» WHAT IS REQUIRED
Please format the records as a numbered list, starting at the first line and ending at the line that contains "data-label-partially-zero: 0 [1273,366,1282,383]", with both of those lines included. Leave out any blank lines and anything after that range.

>> START RECORDS SHOWN

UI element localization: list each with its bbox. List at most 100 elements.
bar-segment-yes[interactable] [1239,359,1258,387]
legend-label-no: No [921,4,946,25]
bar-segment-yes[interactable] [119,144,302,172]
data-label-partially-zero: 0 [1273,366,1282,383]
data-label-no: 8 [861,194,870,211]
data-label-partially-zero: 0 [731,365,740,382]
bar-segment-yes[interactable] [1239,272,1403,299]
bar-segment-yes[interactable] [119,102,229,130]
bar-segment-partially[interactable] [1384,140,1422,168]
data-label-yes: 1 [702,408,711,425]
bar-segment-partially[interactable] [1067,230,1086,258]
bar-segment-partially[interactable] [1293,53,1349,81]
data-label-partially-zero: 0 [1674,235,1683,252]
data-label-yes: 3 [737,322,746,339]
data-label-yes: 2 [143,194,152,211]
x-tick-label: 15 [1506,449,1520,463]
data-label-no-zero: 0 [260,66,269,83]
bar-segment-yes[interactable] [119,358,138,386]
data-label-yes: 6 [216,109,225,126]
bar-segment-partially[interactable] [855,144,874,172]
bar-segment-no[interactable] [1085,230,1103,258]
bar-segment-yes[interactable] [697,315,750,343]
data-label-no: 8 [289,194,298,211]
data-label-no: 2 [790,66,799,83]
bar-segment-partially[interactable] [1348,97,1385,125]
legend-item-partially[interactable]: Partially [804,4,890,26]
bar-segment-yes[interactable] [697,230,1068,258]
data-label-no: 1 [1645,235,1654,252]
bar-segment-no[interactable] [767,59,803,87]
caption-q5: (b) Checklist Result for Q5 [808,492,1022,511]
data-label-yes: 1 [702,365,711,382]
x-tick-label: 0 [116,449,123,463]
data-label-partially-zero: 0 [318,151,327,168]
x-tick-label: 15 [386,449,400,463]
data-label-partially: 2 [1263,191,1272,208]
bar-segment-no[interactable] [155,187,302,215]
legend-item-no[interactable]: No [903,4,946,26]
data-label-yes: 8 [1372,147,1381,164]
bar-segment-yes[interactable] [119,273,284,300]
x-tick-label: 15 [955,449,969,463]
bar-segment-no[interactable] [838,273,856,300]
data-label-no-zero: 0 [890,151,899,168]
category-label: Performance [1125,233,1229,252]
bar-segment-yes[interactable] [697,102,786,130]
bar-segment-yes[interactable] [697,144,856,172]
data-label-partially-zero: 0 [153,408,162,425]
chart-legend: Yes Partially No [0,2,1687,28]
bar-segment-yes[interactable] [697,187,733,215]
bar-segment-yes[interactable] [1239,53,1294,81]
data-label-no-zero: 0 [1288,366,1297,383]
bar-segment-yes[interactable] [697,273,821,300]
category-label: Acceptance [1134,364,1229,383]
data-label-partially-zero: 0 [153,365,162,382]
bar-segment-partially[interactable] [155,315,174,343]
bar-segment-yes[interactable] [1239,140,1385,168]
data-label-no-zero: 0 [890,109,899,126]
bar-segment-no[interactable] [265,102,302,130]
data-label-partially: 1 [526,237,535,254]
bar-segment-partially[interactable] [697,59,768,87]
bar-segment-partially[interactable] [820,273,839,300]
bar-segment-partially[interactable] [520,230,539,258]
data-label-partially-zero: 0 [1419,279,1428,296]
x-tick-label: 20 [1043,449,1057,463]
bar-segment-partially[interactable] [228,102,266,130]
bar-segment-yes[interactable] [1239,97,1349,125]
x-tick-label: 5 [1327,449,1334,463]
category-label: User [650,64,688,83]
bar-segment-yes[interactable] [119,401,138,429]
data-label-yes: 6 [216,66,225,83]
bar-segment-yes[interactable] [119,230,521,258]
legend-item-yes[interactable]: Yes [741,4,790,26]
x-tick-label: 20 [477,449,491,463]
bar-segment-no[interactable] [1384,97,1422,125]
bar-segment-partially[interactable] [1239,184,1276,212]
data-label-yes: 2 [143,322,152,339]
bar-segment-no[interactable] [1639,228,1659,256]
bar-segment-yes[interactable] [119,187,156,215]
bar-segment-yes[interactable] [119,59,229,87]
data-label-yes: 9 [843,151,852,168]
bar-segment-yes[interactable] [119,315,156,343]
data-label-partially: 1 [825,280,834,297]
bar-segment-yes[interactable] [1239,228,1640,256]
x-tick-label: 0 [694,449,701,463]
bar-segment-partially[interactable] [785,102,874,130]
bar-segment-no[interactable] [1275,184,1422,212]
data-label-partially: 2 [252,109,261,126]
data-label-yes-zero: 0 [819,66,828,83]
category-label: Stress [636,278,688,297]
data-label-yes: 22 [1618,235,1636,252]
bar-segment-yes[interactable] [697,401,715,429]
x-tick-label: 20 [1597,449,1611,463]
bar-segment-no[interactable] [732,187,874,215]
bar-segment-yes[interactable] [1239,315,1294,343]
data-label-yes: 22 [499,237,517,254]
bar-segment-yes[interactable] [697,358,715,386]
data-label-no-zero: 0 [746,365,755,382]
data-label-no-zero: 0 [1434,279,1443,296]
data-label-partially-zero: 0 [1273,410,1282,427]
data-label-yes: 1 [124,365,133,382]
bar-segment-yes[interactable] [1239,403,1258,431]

>> END RECORDS SHOWN

» OUTPUT FOR THIS EXERCISE
1. UI element localization: list each with its bbox. List at most 100 elements.
2. bar-segment-yes[interactable] [1239,359,1258,387]
3. legend-label-no: No [921,4,946,25]
4. bar-segment-yes[interactable] [119,144,302,172]
5. data-label-partially-zero: 0 [1273,366,1282,383]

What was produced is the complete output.